■ **Source records**:

- - - - - - -

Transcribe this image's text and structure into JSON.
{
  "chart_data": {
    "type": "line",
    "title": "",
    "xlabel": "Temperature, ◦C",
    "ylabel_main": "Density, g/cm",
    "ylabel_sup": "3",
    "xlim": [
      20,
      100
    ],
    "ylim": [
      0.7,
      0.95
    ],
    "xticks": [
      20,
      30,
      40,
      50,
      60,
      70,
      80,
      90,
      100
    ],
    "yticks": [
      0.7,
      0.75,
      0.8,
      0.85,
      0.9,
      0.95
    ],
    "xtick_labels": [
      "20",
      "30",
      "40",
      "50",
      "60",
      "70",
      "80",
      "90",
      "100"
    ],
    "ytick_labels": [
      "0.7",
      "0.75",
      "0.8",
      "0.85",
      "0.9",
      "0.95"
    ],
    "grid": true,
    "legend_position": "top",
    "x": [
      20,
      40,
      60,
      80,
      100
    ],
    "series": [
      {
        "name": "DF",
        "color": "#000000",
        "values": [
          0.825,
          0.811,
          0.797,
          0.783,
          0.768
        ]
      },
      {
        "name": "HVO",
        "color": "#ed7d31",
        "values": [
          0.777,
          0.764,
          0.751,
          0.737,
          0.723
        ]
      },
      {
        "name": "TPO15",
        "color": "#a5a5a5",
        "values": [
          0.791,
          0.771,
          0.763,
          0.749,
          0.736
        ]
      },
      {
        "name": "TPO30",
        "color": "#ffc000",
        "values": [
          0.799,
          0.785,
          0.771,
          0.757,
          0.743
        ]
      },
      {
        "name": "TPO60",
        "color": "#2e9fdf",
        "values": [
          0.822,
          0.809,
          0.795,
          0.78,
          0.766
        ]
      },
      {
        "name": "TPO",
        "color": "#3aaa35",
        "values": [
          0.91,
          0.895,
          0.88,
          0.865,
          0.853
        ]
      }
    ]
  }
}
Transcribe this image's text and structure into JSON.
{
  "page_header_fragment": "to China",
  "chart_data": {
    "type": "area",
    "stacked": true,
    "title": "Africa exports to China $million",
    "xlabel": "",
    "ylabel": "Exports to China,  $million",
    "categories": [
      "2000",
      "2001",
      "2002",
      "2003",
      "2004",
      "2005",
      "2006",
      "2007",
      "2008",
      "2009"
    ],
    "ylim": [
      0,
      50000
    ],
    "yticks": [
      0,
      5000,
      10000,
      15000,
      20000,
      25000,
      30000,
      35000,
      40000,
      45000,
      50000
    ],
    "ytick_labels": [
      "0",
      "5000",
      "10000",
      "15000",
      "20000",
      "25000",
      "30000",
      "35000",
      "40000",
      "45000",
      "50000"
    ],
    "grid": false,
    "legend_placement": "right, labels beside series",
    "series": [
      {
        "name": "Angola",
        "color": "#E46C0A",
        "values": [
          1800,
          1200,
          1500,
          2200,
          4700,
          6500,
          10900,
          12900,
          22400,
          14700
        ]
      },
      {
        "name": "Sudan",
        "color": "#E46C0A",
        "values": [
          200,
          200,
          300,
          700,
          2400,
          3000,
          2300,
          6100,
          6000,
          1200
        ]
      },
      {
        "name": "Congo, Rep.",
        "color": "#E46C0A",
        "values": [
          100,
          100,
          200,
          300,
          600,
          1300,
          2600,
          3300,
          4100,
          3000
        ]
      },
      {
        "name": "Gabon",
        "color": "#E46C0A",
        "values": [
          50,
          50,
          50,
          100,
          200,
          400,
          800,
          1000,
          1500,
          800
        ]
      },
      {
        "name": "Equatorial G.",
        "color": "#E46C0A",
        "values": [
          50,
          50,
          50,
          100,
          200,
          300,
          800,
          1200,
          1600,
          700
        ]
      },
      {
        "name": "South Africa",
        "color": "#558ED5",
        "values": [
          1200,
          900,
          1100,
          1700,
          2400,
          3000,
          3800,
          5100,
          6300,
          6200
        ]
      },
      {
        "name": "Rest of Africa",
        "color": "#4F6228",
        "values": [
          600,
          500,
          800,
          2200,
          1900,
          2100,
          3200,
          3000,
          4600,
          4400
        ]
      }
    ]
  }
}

- - - - - - -

■ **What to do**:
Read the entries above, then pull out the lines that include "Africa".

■ **Answer**:
    "title": "Africa exports to China $million",
        "name": "South Africa",
        "name": "Rest of Africa",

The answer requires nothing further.